## Exercise requirements
Copy out each line below exactly as it appears.

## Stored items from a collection
=====

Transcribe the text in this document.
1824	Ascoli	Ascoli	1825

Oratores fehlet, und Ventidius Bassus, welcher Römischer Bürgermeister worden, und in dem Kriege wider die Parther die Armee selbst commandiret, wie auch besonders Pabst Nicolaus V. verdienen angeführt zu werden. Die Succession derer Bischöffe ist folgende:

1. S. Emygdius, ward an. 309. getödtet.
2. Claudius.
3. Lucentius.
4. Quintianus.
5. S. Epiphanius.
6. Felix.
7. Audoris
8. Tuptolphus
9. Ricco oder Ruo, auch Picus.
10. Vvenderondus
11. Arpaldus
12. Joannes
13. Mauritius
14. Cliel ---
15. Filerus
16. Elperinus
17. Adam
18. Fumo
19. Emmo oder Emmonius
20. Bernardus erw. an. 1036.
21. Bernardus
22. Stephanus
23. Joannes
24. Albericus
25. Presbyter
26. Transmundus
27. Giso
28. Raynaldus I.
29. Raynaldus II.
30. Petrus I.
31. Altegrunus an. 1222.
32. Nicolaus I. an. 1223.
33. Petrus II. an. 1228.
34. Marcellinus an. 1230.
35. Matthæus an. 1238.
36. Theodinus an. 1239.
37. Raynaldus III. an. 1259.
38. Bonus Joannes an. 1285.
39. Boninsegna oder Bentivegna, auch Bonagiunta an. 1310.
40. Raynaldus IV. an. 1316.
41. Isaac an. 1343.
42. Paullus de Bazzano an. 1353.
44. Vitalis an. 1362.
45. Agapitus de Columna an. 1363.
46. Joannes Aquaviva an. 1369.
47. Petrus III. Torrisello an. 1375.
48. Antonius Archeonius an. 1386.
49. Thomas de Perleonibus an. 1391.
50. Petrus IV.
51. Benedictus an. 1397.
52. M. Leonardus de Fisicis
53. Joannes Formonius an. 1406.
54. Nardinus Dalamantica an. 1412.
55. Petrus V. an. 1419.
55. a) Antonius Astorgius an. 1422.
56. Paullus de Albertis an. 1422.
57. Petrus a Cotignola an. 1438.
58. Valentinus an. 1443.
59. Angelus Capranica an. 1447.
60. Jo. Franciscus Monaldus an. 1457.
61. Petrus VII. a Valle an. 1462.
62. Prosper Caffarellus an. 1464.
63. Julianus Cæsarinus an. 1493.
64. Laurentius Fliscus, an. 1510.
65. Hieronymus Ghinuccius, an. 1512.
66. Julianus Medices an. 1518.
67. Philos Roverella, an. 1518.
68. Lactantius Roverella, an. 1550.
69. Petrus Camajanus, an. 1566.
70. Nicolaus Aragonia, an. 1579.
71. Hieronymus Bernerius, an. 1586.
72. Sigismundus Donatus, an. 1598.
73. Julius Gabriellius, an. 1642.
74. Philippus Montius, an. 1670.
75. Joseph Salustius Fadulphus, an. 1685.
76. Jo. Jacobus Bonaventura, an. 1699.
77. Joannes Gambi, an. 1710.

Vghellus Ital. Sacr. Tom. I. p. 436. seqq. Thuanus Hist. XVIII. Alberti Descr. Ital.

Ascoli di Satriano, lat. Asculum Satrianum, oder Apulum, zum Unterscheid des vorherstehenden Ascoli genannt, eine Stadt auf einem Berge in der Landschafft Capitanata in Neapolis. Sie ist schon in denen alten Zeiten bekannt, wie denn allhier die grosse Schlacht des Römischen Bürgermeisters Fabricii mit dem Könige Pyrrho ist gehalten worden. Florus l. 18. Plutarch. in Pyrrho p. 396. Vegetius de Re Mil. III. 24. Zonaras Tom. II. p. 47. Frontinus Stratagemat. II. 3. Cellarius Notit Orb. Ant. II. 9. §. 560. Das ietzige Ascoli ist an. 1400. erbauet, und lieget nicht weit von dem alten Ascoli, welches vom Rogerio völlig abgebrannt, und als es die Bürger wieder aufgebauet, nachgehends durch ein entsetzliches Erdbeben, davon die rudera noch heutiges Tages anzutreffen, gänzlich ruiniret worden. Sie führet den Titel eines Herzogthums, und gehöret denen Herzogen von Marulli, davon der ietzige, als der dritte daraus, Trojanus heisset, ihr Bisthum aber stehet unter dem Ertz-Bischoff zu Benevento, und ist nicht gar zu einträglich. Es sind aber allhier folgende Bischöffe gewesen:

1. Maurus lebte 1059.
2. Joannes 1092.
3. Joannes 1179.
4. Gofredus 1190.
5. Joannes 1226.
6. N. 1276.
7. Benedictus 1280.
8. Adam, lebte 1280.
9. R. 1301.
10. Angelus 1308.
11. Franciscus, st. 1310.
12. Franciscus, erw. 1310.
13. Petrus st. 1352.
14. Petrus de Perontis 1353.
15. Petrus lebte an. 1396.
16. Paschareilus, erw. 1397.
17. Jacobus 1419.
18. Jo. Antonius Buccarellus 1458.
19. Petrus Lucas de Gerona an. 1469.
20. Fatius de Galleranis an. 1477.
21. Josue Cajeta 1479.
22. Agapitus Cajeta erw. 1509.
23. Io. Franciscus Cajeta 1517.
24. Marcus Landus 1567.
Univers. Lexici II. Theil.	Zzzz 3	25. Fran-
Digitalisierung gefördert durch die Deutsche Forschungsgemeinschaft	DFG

=====

## Reply
Transcribe the text in this document.
1824	Ascoli	Ascoli	1825

Oratores fehlet, und Ventidius Bassus, welcher Römischer Bürgermeister worden, und in dem Kriege wider die Parther die Armee selbst commandiret, wie auch besonders Pabst Nicolaus V. verdienen angeführt zu werden. Die Succession derer Bischöffe ist folgende:

1. S. Emygdius, ward an. 309. getödtet.
2. Claudius.
3. Lucentius.
4. Quintianus.
5. S. Epiphanius.
6. Felix.
7. Audoris
8. Tuptolphus
9. Ricco oder Ruo, auch Picus.
10. Vvenderondus
11. Arpaldus
12. Joannes
13. Mauritius
14. Cliel ---
15. Filerus
16. Elperinus
17. Adam
18. Fumo
19. Emmo oder Emmonius
20. Bernardus erw. an. 1036.
21. Bernardus
22. Stephanus
23. Joannes
24. Albericus
25. Presbyter
26. Transmundus
27. Giso
28. Raynaldus I.
29. Raynaldus II.
30. Petrus I.
31. Altegrunus an. 1222.
32. Nicolaus I. an. 1223.
33. Petrus II. an. 1228.
34. Marcellinus an. 1230.
35. Matthæus an. 1238.
36. Theodinus an. 1239.
37. Raynaldus III. an. 1259.
38. Bonus Joannes an. 1285.
39. Boninsegna oder Bentivegna, auch Bonagiunta an. 1310.
40. Raynaldus IV. an. 1316.
41. Isaac an. 1343.
42. Paullus de Bazzano an. 1353.
44. Vitalis an. 1362.
45. Agapitus de Columna an. 1363.
46. Joannes Aquaviva an. 1369.
47. Petrus III. Torrisello an. 1375.
48. Antonius Archeonius an. 1386.
49. Thomas de Perleonibus an. 1391.
50. Petrus IV.
51. Benedictus an. 1397.
52. M. Leonardus de Fisicis
53. Joannes Formonius an. 1406.
54. Nardinus Dalamantica an. 1412.
55. Petrus V. an. 1419.
55. a) Antonius Astorgius an. 1422.
56. Paullus de Albertis an. 1422.
57. Petrus a Cotignola an. 1438.
58. Valentinus an. 1443.
59. Angelus Capranica an. 1447.
60. Jo. Franciscus Monaldus an. 1457.
61. Petrus VII. a Valle an. 1462.
62. Prosper Caffarellus an. 1464.
63. Julianus Cæsarinus an. 1493.
64. Laurentius Fliscus, an. 1510.
65. Hieronymus Ghinuccius, an. 1512.
66. Julianus Medices an. 1518.
67. Philos Roverella, an. 1518.
68. Lactantius Roverella, an. 1550.
69. Petrus Camajanus, an. 1566.
70. Nicolaus Aragonia, an. 1579.
71. Hieronymus Bernerius, an. 1586.
72. Sigismundus Donatus, an. 1598.
73. Julius Gabriellius, an. 1642.
74. Philippus Montius, an. 1670.
75. Joseph Salustius Fadulphus, an. 1685.
76. Jo. Jacobus Bonaventura, an. 1699.
77. Joannes Gambi, an. 1710.

Vghellus Ital. Sacr. Tom. I. p. 436. seqq. Thuanus Hist. XVIII. Alberti Descr. Ital.

Ascoli di Satriano, lat. Asculum Satrianum, oder Apulum, zum Unterscheid des vorherstehenden Ascoli genannt, eine Stadt auf einem Berge in der Landschafft Capitanata in Neapolis. Sie ist schon in denen alten Zeiten bekannt, wie denn allhier die grosse Schlacht des Römischen Bürgermeisters Fabricii mit dem Könige Pyrrho ist gehalten worden. Florus l. 18. Plutarch. in Pyrrho p. 396. Vegetius de Re Mil. III. 24. Zonaras Tom. II. p. 47. Frontinus Stratagemat. II. 3. Cellarius Notit Orb. Ant. II. 9. §. 560. Das ietzige Ascoli ist an. 1400. erbauet, und lieget nicht weit von dem alten Ascoli, welches vom Rogerio völlig abgebrannt, und als es die Bürger wieder aufgebauet, nachgehends durch ein entsetzliches Erdbeben, davon die rudera noch heutiges Tages anzutreffen, gänzlich ruiniret worden. Sie führet den Titel eines Herzogthums, und gehöret denen Herzogen von Marulli, davon der ietzige, als der dritte daraus, Trojanus heisset, ihr Bisthum aber stehet unter dem Ertz-Bischoff zu Benevento, und ist nicht gar zu einträglich. Es sind aber allhier folgende Bischöffe gewesen:

1. Maurus lebte 1059.
2. Joannes 1092.
3. Joannes 1179.
4. Gofredus 1190.
5. Joannes 1226.
6. N. 1276.
7. Benedictus 1280.
8. Adam, lebte 1280.
9. R. 1301.
10. Angelus 1308.
11. Franciscus, st. 1310.
12. Franciscus, erw. 1310.
13. Petrus st. 1352.
14. Petrus de Perontis 1353.
15. Petrus lebte an. 1396.
16. Paschareilus, erw. 1397.
17. Jacobus 1419.
18. Jo. Antonius Buccarellus 1458.
19. Petrus Lucas de Gerona an. 1469.
20. Fatius de Galleranis an. 1477.
21. Josue Cajeta 1479.
22. Agapitus Cajeta erw. 1509.
23. Io. Franciscus Cajeta 1517.
24. Marcus Landus 1567.
Univers. Lexici II. Theil.	Zzzz 3	25. Fran-
Digitalisierung gefördert durch die Deutsche Forschungsgemeinschaft	DFG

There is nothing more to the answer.